[Recorded data]
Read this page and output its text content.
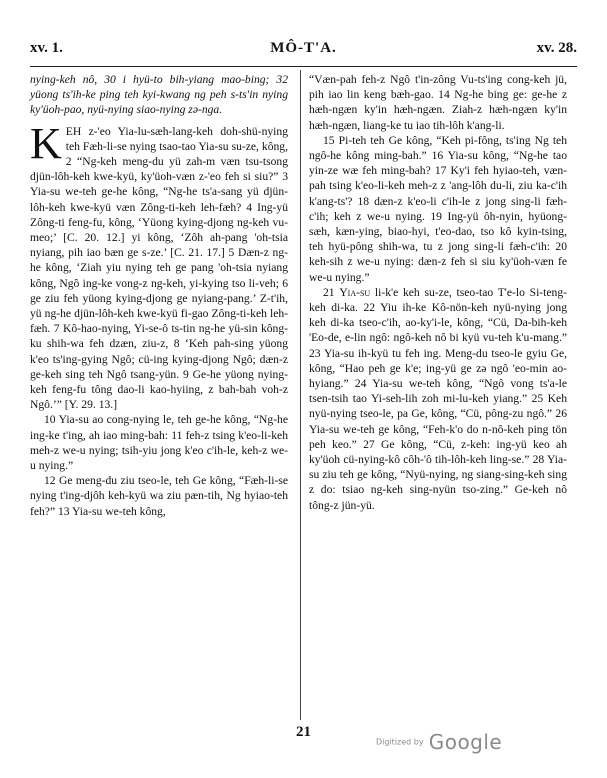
xv. 1.	MÔ-T'A.	xv. 28.

nying-keh nô, 30 i hyü-to bih-yiang mao-bing; 32 yüong ts'ih-ke ping teh kyi-kwang ng peh s-ts'in nying ky'üoh-pao, nyü-nying siao-nying zə-nga.

KEH z-'eo Yia-lu-sæh-lang-keh doh-shü-nying teh Fæh-li-se nying tsao-tao Yia-su su-ze, kông, 2 “Ng-keh meng-du yü zah-m væn tsu-tsong djün-lôh-keh kwe-kyü, ky'üoh-væn z-'eo feh si siu?” 3 Yia-su we-teh ge-he kông, “Ng-he ts'a-sang yü djün-lôh-keh kwe-kyü væn Zông-ti-keh leh-fæh? 4 Ing-yü Zông-ti feng-fu, kông, ‘Yüong kying-djong ng-keh vu-meo;’ [C. 20. 12.] yi kông, ‘Zôh ah-pang 'oh-tsia nyiang, pih iao bæn ge s-ze.’ [C. 21. 17.] 5 Dæn-z ng-he kông, ‘Ziah yiu nying teh ge pang 'oh-tsia nyiang kông, Ngô ing-ke vong-z ng-keh, yi-kying tso li-veh; 6 ge ziu feh yüong kying-djong ge nyiang-pang.’ Z-t'ih, yü ng-he djün-lôh-keh kwe-kyü fi-gao Zông-ti-keh leh-fæh. 7 Kô-hao-nying, Yi-se-ô ts-tin ng-he yü-sin kông-ku shih-wa feh dzæn, ziu-z, 8 ‘Keh pah-sing yüong k'eo ts'ing-gying Ngô; cü-ing kying-djong Ngô; dæn-z ge-keh sing teh Ngô tsang-yün. 9 Ge-he yüong nying-keh feng-fu tông dao-li kao-hyiing, z bah-bah voh-z Ngô.’” [Y. 29. 13.]

10 Yia-su ao cong-nying le, teh ge-he kông, “Ng-he ing-ke t'ing, ah iao ming-bah: 11 feh-z tsing k'eo-li-keh meh-z we-u nying; tsih-yiu jong k'eo c'ih-le, keh-z we-u nying.”

12 Ge meng-du ziu tseo-le, teh Ge kông, “Fæh-li-se nying t'ing-djôh keh-kyü wa ziu pæn-tih, Ng hyiao-teh feh?” 13 Yia-su we-teh kông,

“Væn-pah feh-z Ngô t'in-zông Vu-ts'ing cong-keh jü, pih iao lin keng bæh-gao. 14 Ng-he bing ge: ge-he z hæh-ngæn ky'in hæh-ngæn. Ziah-z hæh-ngæn ky'in hæh-ngæn, liang-ke tu iao tih-lôh k'ang-li.

15 Pi-teh teh Ge kông, “Keh pi-fông, ts'ing Ng teh ngô-he kông ming-bah.” 16 Yia-su kông, “Ng-he tao yin-ze wæ feh ming-bah? 17 Ky'i feh hyiao-teh, væn-pah tsing k'eo-li-keh meh-z z 'ang-lôh du-li, ziu ka-c'ih k'ang-ts'? 18 dæn-z k'eo-li c'ih-le z jong sing-li fæh-c'ih; keh z we-u nying. 19 Ing-yü ôh-nyin, hyüong-sæh, kæn-ying, biao-hyi, t'eo-dao, tso kô kyin-tsing, teh hyü-pông shih-wa, tu z jong sing-li fæh-c'ih: 20 keh-sih z we-u nying: dæn-z feh si siu ky'üoh-væn fe we-u nying.”

21 Yia-su li-k'e keh su-ze, tseo-tao T'e-lo Si-teng-keh di-ka. 22 Yiu ih-ke Kô-nön-keh nyü-nying jong keh di-ka tseo-c'ih, ao-ky'i-le, kông, “Cü, Da-bih-keh 'Eo-de, e-lin ngô: ngô-keh nô bi kyü vu-teh k'u-mang.” 23 Yia-su ih-kyü tu feh ing. Meng-du tseo-le gyiu Ge, kông, “Hao peh ge k'e; ing-yü ge zə ngô 'eo-min ao-hyiang.” 24 Yia-su we-teh kông, “Ngô vong ts'a-le tsen-tsih tao Yi-seh-lih zoh mi-lu-keh yiang.” 25 Keh nyü-nying tseo-le, pa Ge, kông, “Cü, pông-zu ngô.” 26 Yia-su we-teh ge kông, “Feh-k'o do n-nô-keh ping tön peh keo.” 27 Ge kông, “Cü, z-keh: ing-yü keo ah ky'üoh cü-nying-kô côh-'ô tih-lôh-keh ling-se.” 28 Yia-su ziu teh ge kông, “Nyü-nying, ng siang-sing-keh sing z do: tsiao ng-keh sing-nyün tso-zing.” Ge-keh nô tông-z jün-yü.

21
Digitized by Google
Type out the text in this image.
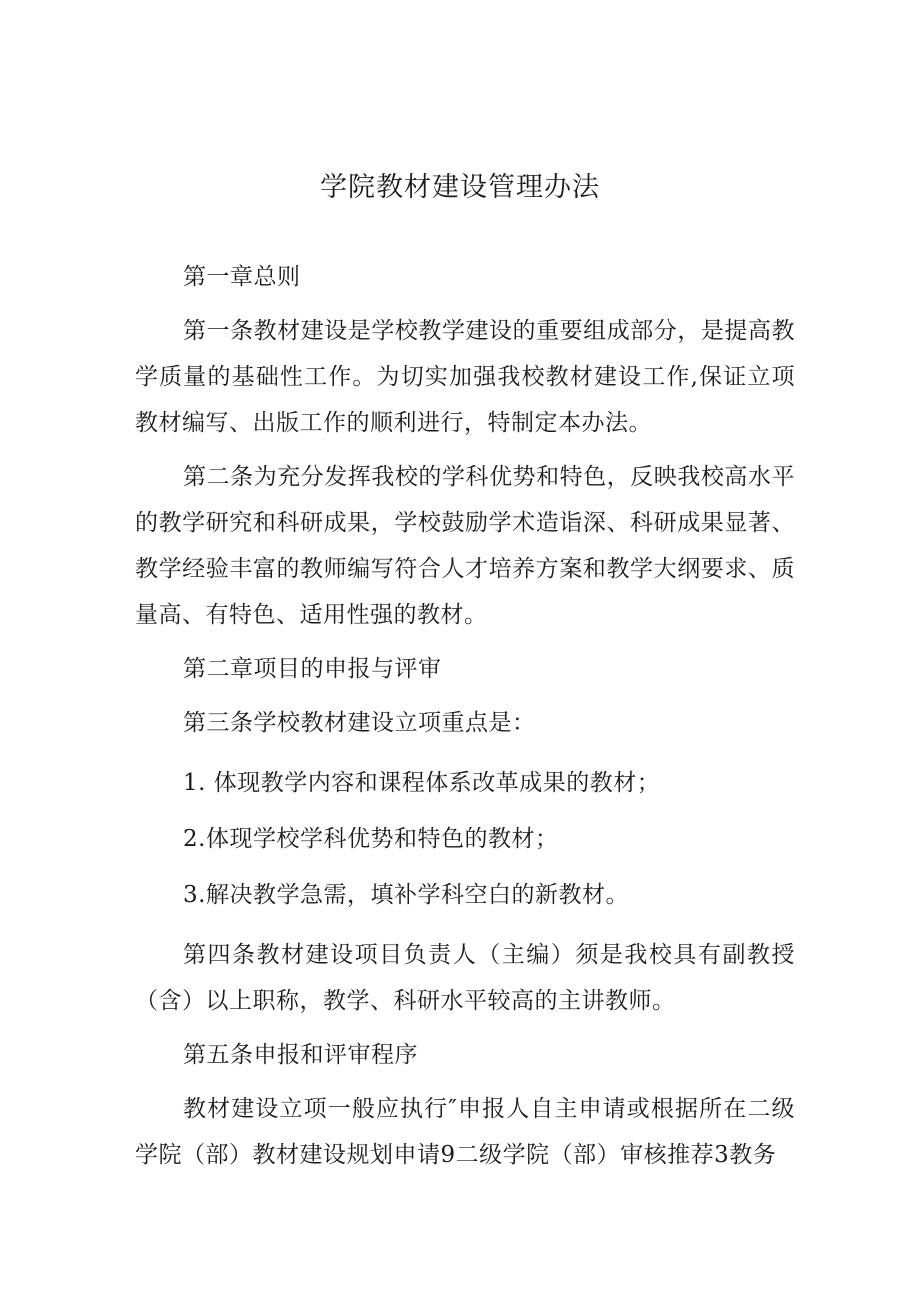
学院教材建设管理办法

第一章总则

第一条教材建设是学校教学建设的重要组成部分，是提高教学质量的基础性工作。为切实加强我校教材建设工作,保证立项教材编写、出版工作的顺利进行，特制定本办法。

第二条为充分发挥我校的学科优势和特色，反映我校高水平的教学研究和科研成果，学校鼓励学术造诣深、科研成果显著、教学经验丰富的教师编写符合人才培养方案和教学大纲要求、质量高、有特色、适用性强的教材。

第二章项目的申报与评审

第三条学校教材建设立项重点是：

1. 体现教学内容和课程体系改革成果的教材；

2.体现学校学科优势和特色的教材；

3.解决教学急需，填补学科空白的新教材。

第四条教材建设项目负责人（主编）须是我校具有副教授（含）以上职称，教学、科研水平较高的主讲教师。

第五条申报和评审程序

教材建设立项一般应执行″申报人自主申请或根据所在二级学院（部）教材建设规划申请9二级学院（部）审核推荐3教务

* INSTRUCTION
Quote the records above in full, dropping each picture.

* CORRECT OUTPUT
Read this page and output its text content.
xv. 1.	MÔ-T'A.	xv. 28.

nying-keh nô, 30 i hyü-to bih-yiang mao-bing; 32 yüong ts'ih-ke ping teh kyi-kwang ng peh s-ts'in nying ky'üoh-pao, nyü-nying siao-nying zə-nga.

KEH z-'eo Yia-lu-sæh-lang-keh doh-shü-nying teh Fæh-li-se nying tsao-tao Yia-su su-ze, kông, 2 “Ng-keh meng-du yü zah-m væn tsu-tsong djün-lôh-keh kwe-kyü, ky'üoh-væn z-'eo feh si siu?” 3 Yia-su we-teh ge-he kông, “Ng-he ts'a-sang yü djün-lôh-keh kwe-kyü væn Zông-ti-keh leh-fæh? 4 Ing-yü Zông-ti feng-fu, kông, ‘Yüong kying-djong ng-keh vu-meo;’ [C. 20. 12.] yi kông, ‘Zôh ah-pang 'oh-tsia nyiang, pih iao bæn ge s-ze.’ [C. 21. 17.] 5 Dæn-z ng-he kông, ‘Ziah yiu nying teh ge pang 'oh-tsia nyiang kông, Ngô ing-ke vong-z ng-keh, yi-kying tso li-veh; 6 ge ziu feh yüong kying-djong ge nyiang-pang.’ Z-t'ih, yü ng-he djün-lôh-keh kwe-kyü fi-gao Zông-ti-keh leh-fæh. 7 Kô-hao-nying, Yi-se-ô ts-tin ng-he yü-sin kông-ku shih-wa feh dzæn, ziu-z, 8 ‘Keh pah-sing yüong k'eo ts'ing-gying Ngô; cü-ing kying-djong Ngô; dæn-z ge-keh sing teh Ngô tsang-yün. 9 Ge-he yüong nying-keh feng-fu tông dao-li kao-hyiing, z bah-bah voh-z Ngô.’” [Y. 29. 13.]

10 Yia-su ao cong-nying le, teh ge-he kông, “Ng-he ing-ke t'ing, ah iao ming-bah: 11 feh-z tsing k'eo-li-keh meh-z we-u nying; tsih-yiu jong k'eo c'ih-le, keh-z we-u nying.”

12 Ge meng-du ziu tseo-le, teh Ge kông, “Fæh-li-se nying t'ing-djôh keh-kyü wa ziu pæn-tih, Ng hyiao-teh feh?” 13 Yia-su we-teh kông,

“Væn-pah feh-z Ngô t'in-zông Vu-ts'ing cong-keh jü, pih iao lin keng bæh-gao. 14 Ng-he bing ge: ge-he z hæh-ngæn ky'in hæh-ngæn. Ziah-z hæh-ngæn ky'in hæh-ngæn, liang-ke tu iao tih-lôh k'ang-li.

15 Pi-teh teh Ge kông, “Keh pi-fông, ts'ing Ng teh ngô-he kông ming-bah.” 16 Yia-su kông, “Ng-he tao yin-ze wæ feh ming-bah? 17 Ky'i feh hyiao-teh, væn-pah tsing k'eo-li-keh meh-z z 'ang-lôh du-li, ziu ka-c'ih k'ang-ts'? 18 dæn-z k'eo-li c'ih-le z jong sing-li fæh-c'ih; keh z we-u nying. 19 Ing-yü ôh-nyin, hyüong-sæh, kæn-ying, biao-hyi, t'eo-dao, tso kô kyin-tsing, teh hyü-pông shih-wa, tu z jong sing-li fæh-c'ih: 20 keh-sih z we-u nying: dæn-z feh si siu ky'üoh-væn fe we-u nying.”

21 Yia-su li-k'e keh su-ze, tseo-tao T'e-lo Si-teng-keh di-ka. 22 Yiu ih-ke Kô-nön-keh nyü-nying jong keh di-ka tseo-c'ih, ao-ky'i-le, kông, “Cü, Da-bih-keh 'Eo-de, e-lin ngô: ngô-keh nô bi kyü vu-teh k'u-mang.” 23 Yia-su ih-kyü tu feh ing. Meng-du tseo-le gyiu Ge, kông, “Hao peh ge k'e; ing-yü ge zə ngô 'eo-min ao-hyiang.” 24 Yia-su we-teh kông, “Ngô vong ts'a-le tsen-tsih tao Yi-seh-lih zoh mi-lu-keh yiang.” 25 Keh nyü-nying tseo-le, pa Ge, kông, “Cü, pông-zu ngô.” 26 Yia-su we-teh ge kông, “Feh-k'o do n-nô-keh ping tön peh keo.” 27 Ge kông, “Cü, z-keh: ing-yü keo ah ky'üoh cü-nying-kô côh-'ô tih-lôh-keh ling-se.” 28 Yia-su ziu teh ge kông, “Nyü-nying, ng siang-sing-keh sing z do: tsiao ng-keh sing-nyün tso-zing.” Ge-keh nô tông-z jün-yü.

21
Digitized by Google
Type out the text in this image.
学院教材建设管理办法

第一章总则

第一条教材建设是学校教学建设的重要组成部分，是提高教学质量的基础性工作。为切实加强我校教材建设工作,保证立项教材编写、出版工作的顺利进行，特制定本办法。

第二条为充分发挥我校的学科优势和特色，反映我校高水平的教学研究和科研成果，学校鼓励学术造诣深、科研成果显著、教学经验丰富的教师编写符合人才培养方案和教学大纲要求、质量高、有特色、适用性强的教材。

第二章项目的申报与评审

第三条学校教材建设立项重点是：

1. 体现教学内容和课程体系改革成果的教材；

2.体现学校学科优势和特色的教材；

3.解决教学急需，填补学科空白的新教材。

第四条教材建设项目负责人（主编）须是我校具有副教授（含）以上职称，教学、科研水平较高的主讲教师。

第五条申报和评审程序

教材建设立项一般应执行″申报人自主申请或根据所在二级学院（部）教材建设规划申请9二级学院（部）审核推荐3教务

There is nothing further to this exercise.